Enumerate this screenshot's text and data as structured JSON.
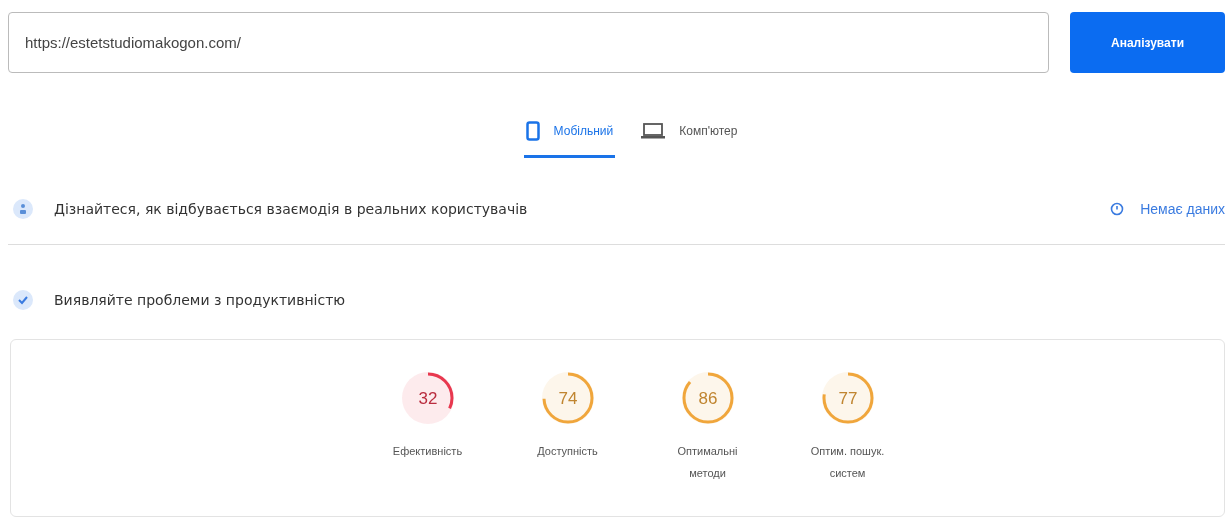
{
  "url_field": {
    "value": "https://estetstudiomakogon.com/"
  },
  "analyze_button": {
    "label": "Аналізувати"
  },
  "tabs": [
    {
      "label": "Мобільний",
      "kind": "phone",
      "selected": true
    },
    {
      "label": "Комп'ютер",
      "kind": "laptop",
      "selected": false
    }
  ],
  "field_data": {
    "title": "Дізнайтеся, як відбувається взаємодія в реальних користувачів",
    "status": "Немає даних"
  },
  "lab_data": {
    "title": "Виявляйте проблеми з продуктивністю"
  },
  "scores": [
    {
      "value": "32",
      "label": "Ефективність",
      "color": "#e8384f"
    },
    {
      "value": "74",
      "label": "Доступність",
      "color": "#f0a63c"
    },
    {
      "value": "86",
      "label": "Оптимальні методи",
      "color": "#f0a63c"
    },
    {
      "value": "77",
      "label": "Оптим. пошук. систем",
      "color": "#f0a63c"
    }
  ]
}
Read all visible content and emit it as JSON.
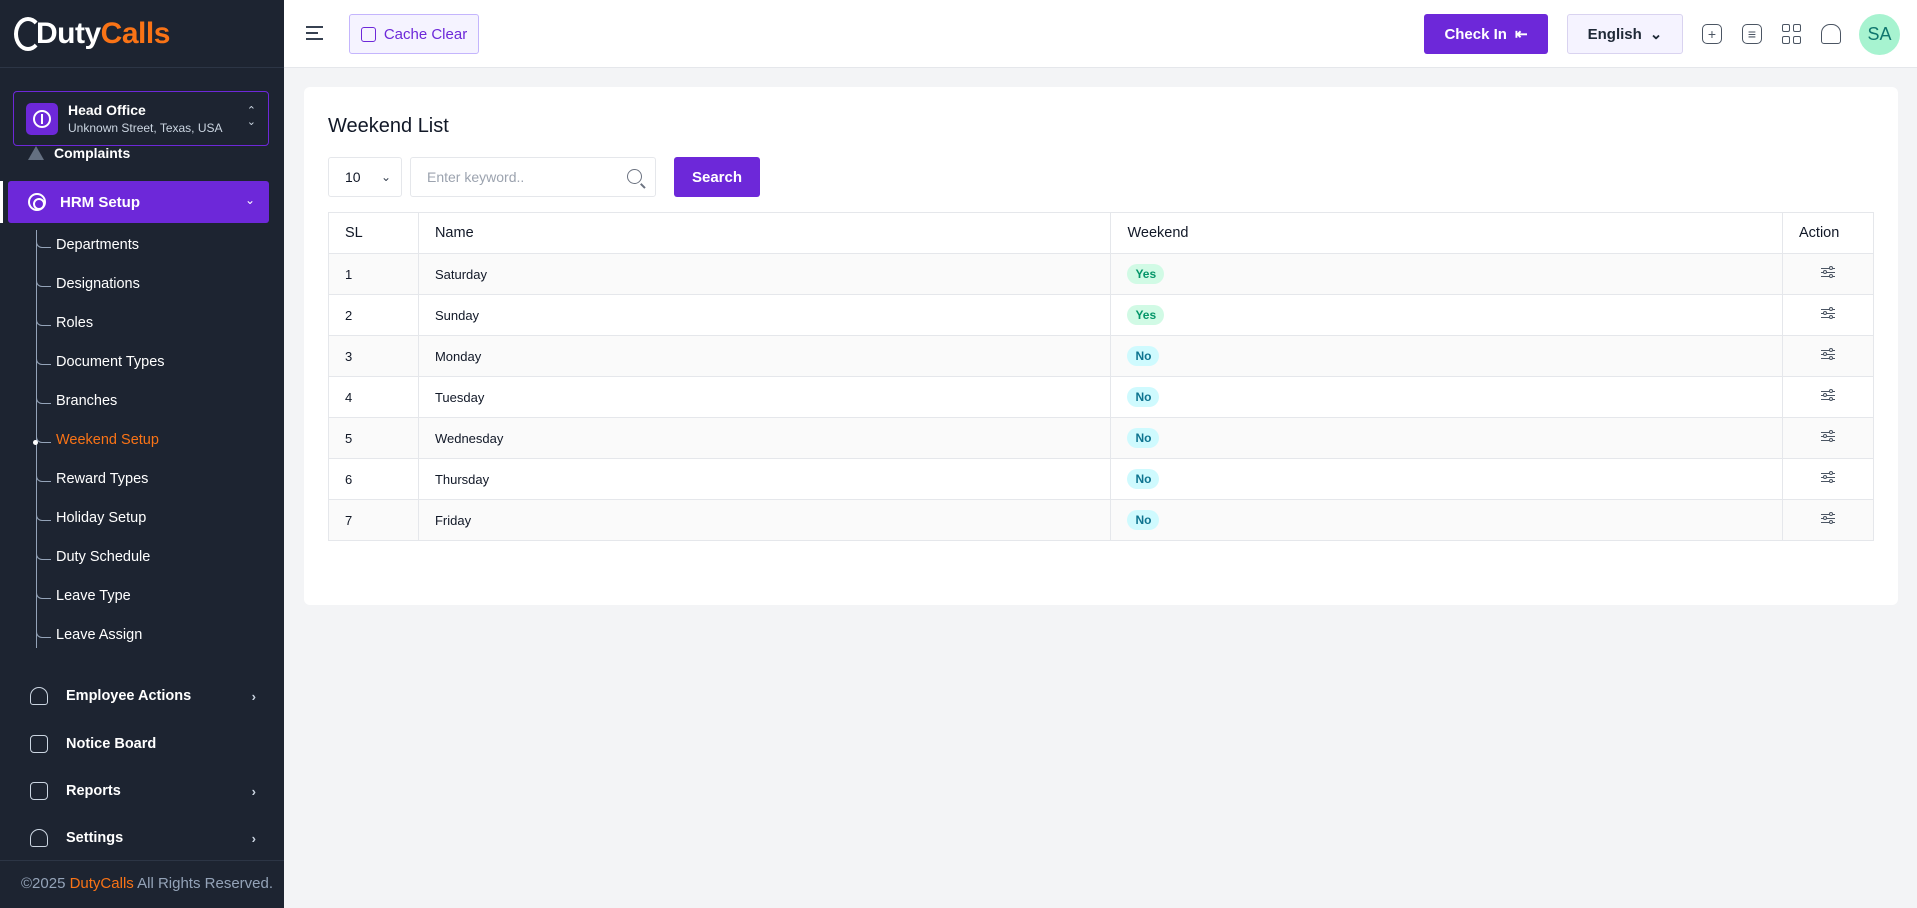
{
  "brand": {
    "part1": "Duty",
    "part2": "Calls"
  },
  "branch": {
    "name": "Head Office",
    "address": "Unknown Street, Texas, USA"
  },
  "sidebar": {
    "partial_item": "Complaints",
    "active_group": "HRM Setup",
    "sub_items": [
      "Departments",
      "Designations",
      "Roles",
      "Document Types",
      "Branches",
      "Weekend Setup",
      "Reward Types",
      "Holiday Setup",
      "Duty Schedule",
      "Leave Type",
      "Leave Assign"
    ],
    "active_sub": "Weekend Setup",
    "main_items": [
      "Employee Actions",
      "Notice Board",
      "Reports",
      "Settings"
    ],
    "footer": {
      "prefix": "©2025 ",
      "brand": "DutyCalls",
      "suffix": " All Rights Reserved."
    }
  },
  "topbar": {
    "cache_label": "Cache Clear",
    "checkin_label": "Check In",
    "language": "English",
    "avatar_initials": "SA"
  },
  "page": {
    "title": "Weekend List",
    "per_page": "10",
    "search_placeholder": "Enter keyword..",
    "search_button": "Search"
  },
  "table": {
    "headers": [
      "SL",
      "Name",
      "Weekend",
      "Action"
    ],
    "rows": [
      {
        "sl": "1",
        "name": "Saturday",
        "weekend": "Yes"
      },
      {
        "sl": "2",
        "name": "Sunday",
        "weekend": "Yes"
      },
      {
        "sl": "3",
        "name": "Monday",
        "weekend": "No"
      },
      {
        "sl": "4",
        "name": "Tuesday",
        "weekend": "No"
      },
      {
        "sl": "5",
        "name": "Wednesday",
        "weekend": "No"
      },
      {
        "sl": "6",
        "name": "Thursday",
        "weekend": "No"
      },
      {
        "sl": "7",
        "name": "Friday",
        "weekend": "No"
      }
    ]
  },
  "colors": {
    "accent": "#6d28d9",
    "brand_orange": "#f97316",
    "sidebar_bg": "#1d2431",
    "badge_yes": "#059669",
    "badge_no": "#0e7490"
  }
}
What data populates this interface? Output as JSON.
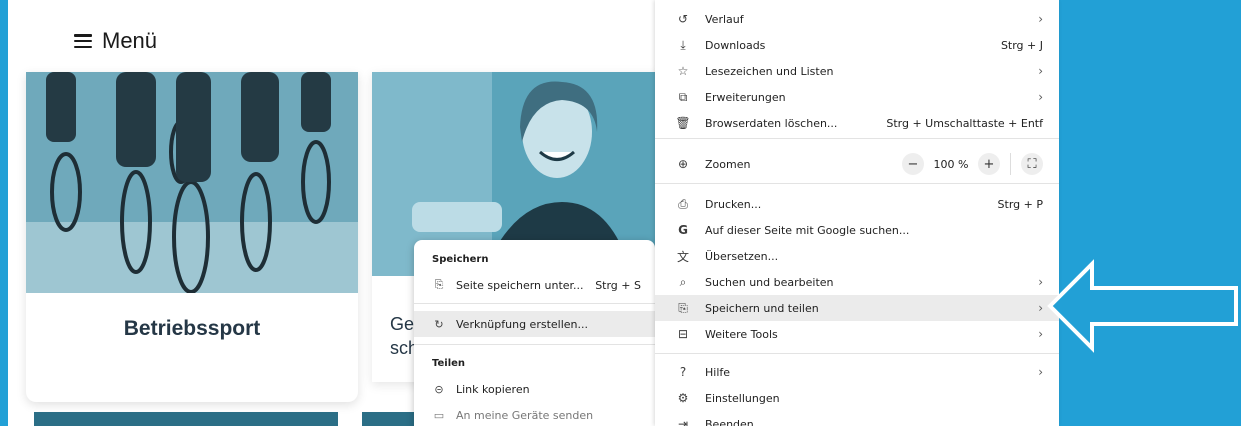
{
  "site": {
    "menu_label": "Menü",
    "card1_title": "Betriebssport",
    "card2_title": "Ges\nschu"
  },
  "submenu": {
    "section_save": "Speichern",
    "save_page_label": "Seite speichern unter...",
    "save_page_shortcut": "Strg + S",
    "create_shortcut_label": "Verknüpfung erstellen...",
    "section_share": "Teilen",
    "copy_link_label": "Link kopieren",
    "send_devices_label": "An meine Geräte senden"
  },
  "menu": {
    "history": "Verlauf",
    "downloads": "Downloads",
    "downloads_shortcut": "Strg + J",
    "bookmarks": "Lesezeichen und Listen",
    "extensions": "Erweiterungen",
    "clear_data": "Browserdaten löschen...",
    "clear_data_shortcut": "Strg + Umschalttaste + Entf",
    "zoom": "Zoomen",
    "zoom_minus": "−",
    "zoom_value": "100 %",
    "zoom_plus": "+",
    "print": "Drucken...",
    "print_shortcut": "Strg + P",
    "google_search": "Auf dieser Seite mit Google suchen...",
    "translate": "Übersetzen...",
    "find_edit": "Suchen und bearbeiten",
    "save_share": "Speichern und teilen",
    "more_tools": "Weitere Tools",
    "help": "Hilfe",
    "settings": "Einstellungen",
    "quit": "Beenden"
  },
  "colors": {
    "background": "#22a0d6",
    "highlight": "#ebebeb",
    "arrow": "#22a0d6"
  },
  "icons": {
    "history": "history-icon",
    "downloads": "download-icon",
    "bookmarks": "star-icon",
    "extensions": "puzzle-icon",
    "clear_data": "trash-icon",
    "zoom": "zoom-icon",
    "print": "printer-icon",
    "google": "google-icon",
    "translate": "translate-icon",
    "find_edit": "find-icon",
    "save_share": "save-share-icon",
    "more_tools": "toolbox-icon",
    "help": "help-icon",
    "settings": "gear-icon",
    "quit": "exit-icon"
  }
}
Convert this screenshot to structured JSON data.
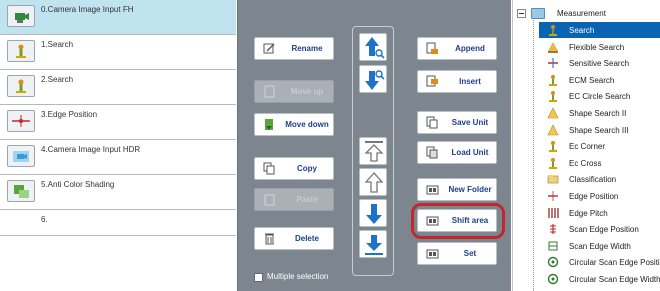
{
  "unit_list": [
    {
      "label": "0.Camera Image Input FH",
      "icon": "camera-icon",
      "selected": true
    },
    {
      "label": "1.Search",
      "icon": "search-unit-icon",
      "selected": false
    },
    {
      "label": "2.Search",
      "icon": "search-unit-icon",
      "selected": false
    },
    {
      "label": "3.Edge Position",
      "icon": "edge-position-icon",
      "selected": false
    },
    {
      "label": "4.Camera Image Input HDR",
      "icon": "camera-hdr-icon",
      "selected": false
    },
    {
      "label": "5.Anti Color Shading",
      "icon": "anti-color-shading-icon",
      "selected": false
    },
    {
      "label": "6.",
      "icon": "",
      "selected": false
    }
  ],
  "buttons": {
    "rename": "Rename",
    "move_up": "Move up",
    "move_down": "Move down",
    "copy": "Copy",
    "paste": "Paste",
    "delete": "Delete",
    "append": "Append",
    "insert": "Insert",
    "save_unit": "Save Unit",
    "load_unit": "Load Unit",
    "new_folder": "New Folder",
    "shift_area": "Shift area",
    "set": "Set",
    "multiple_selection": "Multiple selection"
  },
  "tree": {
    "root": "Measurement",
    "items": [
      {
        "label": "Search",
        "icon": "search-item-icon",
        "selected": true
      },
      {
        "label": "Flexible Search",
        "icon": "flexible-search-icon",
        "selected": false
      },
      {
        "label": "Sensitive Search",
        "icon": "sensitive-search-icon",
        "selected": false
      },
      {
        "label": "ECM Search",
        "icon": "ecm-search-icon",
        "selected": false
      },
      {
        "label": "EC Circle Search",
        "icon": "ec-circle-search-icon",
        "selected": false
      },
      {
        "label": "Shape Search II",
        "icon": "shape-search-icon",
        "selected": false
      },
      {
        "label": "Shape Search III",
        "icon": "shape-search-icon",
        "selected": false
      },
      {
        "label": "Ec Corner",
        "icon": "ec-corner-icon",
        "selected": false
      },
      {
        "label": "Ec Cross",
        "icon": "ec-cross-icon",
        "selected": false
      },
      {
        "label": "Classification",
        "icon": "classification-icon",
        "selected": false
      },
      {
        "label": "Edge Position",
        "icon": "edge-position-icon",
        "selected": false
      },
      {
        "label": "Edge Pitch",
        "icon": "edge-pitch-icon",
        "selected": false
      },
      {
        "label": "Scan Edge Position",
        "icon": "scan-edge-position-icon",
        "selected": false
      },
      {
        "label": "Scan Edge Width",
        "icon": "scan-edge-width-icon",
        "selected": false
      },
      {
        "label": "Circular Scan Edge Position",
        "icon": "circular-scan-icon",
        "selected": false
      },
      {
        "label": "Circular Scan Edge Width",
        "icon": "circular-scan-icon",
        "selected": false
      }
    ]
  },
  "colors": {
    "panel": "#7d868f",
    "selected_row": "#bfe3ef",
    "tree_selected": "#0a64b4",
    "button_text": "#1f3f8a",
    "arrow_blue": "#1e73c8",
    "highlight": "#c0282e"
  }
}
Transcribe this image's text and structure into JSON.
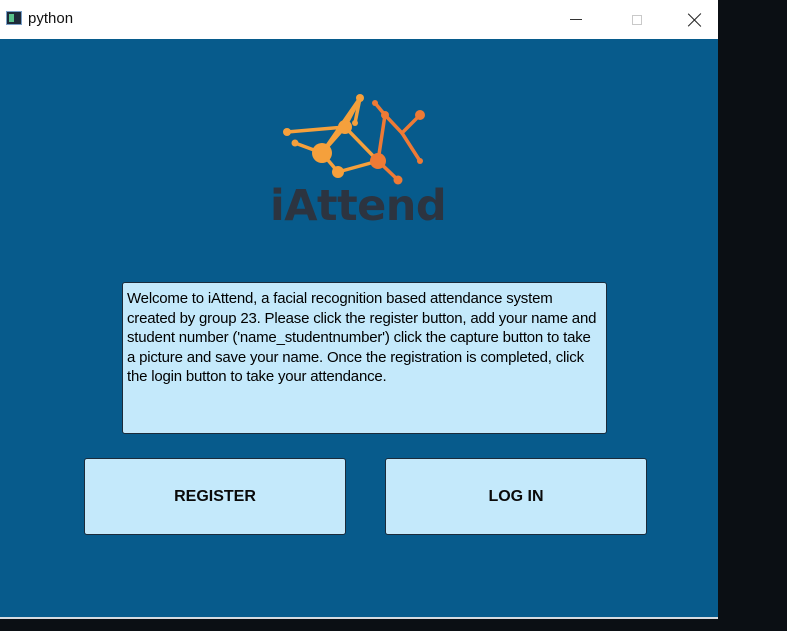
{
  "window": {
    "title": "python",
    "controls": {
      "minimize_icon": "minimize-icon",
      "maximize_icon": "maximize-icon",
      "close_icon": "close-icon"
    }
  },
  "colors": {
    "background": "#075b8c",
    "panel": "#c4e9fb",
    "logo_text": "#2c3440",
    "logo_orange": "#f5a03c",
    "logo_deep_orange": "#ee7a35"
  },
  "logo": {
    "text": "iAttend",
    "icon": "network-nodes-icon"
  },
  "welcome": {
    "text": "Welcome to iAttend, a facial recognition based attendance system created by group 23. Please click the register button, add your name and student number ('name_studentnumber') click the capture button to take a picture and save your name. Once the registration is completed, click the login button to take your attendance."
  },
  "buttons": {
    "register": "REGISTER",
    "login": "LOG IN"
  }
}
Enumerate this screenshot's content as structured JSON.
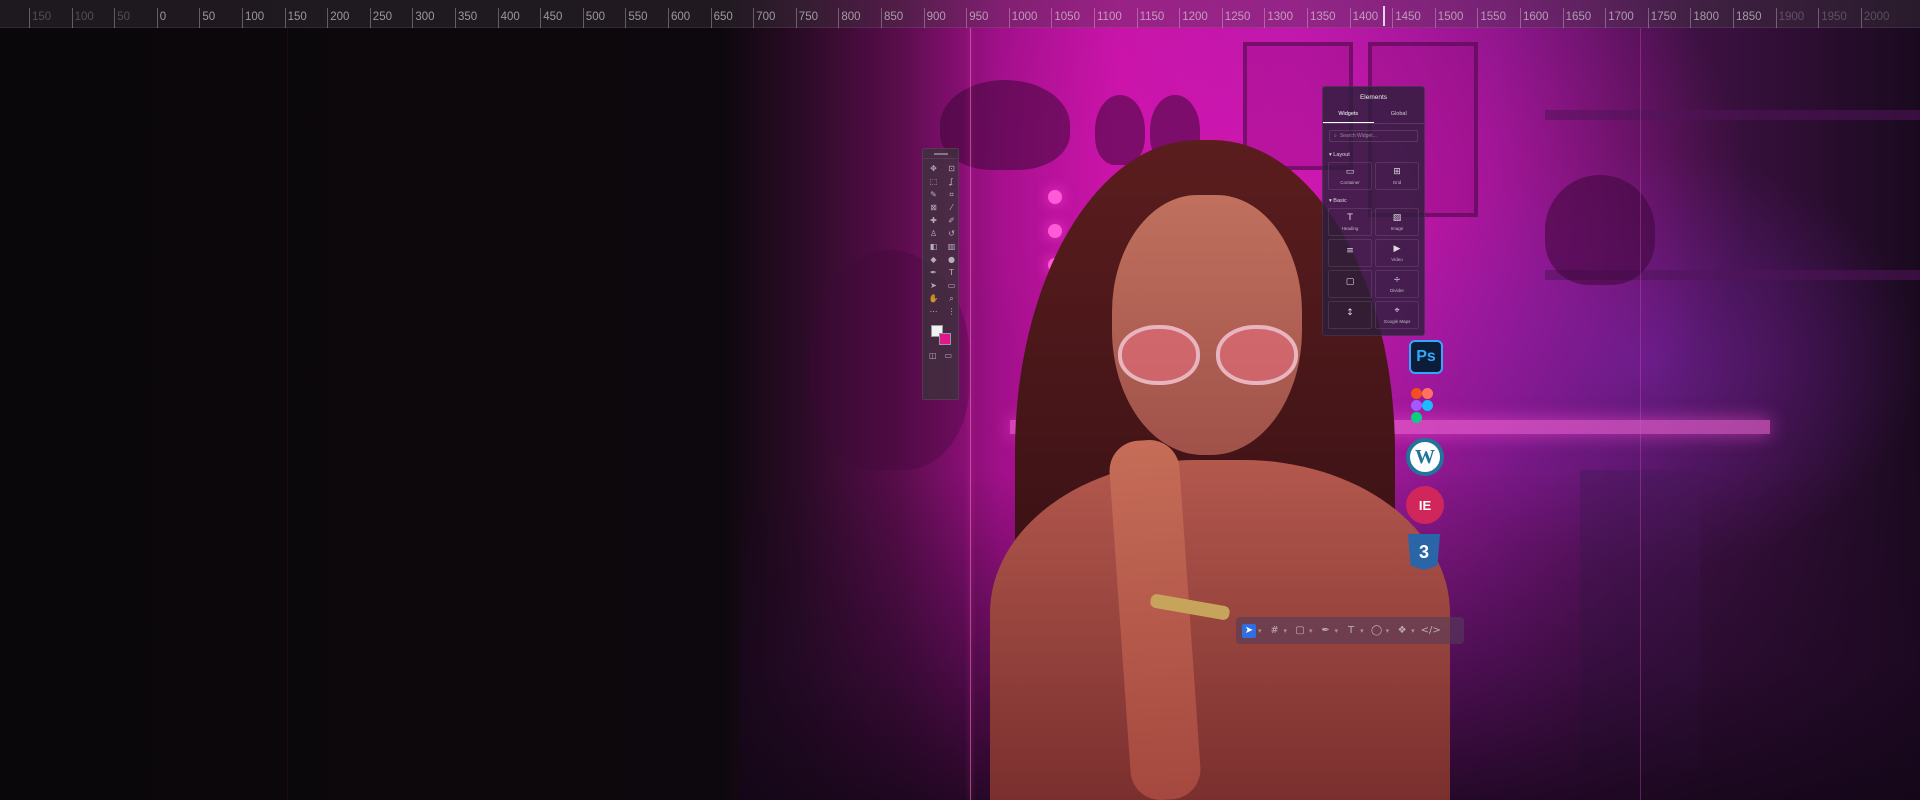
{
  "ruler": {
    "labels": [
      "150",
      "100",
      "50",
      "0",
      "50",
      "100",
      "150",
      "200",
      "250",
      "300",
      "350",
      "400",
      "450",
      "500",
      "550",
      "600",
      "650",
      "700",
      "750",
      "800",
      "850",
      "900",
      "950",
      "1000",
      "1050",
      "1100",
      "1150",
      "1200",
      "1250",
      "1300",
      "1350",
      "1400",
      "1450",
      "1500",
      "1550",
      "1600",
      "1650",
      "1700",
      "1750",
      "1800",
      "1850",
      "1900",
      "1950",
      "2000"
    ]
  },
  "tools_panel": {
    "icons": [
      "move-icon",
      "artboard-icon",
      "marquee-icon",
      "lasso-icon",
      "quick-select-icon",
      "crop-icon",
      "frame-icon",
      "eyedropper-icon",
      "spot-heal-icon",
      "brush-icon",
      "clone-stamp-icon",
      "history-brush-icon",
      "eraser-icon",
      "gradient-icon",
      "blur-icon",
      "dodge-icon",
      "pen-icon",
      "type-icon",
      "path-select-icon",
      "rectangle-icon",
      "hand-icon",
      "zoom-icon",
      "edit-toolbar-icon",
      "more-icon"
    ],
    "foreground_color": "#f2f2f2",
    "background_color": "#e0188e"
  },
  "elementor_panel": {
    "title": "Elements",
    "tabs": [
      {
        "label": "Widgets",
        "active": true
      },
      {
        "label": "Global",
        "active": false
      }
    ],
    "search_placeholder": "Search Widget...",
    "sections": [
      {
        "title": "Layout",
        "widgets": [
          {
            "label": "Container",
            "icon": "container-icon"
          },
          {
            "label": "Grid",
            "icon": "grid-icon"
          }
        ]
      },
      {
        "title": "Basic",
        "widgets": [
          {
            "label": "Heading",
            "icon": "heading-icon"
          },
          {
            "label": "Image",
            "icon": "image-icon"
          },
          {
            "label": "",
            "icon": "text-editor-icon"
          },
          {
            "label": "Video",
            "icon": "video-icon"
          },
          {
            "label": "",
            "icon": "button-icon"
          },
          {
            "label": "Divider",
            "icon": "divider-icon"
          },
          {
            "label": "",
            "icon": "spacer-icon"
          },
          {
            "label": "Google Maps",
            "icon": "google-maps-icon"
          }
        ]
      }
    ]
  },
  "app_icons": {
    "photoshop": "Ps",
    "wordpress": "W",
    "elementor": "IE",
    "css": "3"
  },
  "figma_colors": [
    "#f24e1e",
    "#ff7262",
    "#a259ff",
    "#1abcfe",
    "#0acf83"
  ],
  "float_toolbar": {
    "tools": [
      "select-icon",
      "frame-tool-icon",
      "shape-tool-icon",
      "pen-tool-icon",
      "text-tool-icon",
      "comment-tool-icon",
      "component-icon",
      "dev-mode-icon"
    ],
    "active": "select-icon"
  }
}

Request ▸ From the records above, report the count of lines containing "iAttend" and nothing more.

Task output ▸ 2